### [REQUEST]
Gather each line in the entries that includes the string "smiley".

* start DATA LISTING *

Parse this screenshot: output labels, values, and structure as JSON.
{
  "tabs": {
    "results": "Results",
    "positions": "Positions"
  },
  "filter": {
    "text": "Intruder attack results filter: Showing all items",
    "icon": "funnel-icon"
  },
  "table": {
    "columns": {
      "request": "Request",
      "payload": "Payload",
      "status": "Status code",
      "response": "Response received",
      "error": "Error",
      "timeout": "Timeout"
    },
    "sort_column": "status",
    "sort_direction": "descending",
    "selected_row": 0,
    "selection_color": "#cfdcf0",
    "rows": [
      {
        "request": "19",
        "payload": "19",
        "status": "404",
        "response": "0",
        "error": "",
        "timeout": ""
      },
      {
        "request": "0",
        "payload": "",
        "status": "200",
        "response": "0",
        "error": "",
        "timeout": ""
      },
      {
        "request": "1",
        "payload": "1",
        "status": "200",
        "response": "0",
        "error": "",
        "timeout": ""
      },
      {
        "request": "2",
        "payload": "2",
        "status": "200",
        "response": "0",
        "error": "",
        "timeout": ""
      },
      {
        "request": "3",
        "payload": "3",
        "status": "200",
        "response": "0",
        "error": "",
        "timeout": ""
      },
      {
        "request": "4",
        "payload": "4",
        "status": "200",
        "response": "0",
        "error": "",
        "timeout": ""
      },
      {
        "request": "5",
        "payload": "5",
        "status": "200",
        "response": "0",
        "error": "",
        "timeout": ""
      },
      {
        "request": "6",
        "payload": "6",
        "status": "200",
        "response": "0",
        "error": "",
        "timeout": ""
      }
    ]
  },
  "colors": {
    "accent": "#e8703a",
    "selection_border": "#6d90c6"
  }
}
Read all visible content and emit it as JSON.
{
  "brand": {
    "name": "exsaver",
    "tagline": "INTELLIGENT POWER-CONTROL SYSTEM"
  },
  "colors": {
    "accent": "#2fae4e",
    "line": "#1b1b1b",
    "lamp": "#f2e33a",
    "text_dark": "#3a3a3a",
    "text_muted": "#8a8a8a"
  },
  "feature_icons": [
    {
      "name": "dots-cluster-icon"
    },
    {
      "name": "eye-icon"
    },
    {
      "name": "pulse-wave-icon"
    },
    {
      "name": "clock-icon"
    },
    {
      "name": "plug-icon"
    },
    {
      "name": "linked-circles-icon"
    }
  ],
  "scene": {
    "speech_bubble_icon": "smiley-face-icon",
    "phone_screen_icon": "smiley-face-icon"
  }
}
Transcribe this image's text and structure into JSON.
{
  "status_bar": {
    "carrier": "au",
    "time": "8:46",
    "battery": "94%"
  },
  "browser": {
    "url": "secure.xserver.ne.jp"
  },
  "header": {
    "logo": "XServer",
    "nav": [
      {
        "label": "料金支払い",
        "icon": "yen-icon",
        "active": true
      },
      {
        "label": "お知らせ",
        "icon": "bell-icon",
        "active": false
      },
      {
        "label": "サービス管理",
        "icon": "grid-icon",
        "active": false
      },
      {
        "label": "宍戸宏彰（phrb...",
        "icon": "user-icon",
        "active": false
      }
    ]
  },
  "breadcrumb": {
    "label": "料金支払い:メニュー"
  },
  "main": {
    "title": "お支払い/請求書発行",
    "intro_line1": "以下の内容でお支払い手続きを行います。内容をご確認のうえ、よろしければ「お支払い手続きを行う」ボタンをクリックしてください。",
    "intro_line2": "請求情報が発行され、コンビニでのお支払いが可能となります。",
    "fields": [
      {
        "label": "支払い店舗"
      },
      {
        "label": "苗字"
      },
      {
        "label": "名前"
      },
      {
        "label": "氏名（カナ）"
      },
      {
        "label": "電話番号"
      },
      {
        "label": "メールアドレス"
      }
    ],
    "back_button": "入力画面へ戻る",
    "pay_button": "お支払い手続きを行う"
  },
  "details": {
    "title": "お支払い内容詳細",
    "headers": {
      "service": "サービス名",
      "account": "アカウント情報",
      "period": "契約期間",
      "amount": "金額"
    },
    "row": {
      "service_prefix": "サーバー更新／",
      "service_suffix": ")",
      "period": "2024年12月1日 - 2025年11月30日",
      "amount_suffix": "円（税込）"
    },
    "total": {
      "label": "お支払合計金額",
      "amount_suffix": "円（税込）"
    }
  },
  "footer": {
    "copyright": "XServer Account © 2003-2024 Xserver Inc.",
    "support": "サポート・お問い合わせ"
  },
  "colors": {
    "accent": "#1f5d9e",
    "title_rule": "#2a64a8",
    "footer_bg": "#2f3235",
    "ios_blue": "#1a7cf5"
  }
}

* end DATA LISTING *

### [ANSWER FOR THIS EXERCISE]
    "speech_bubble_icon": "smiley-face-icon",
    "phone_screen_icon": "smiley-face-icon"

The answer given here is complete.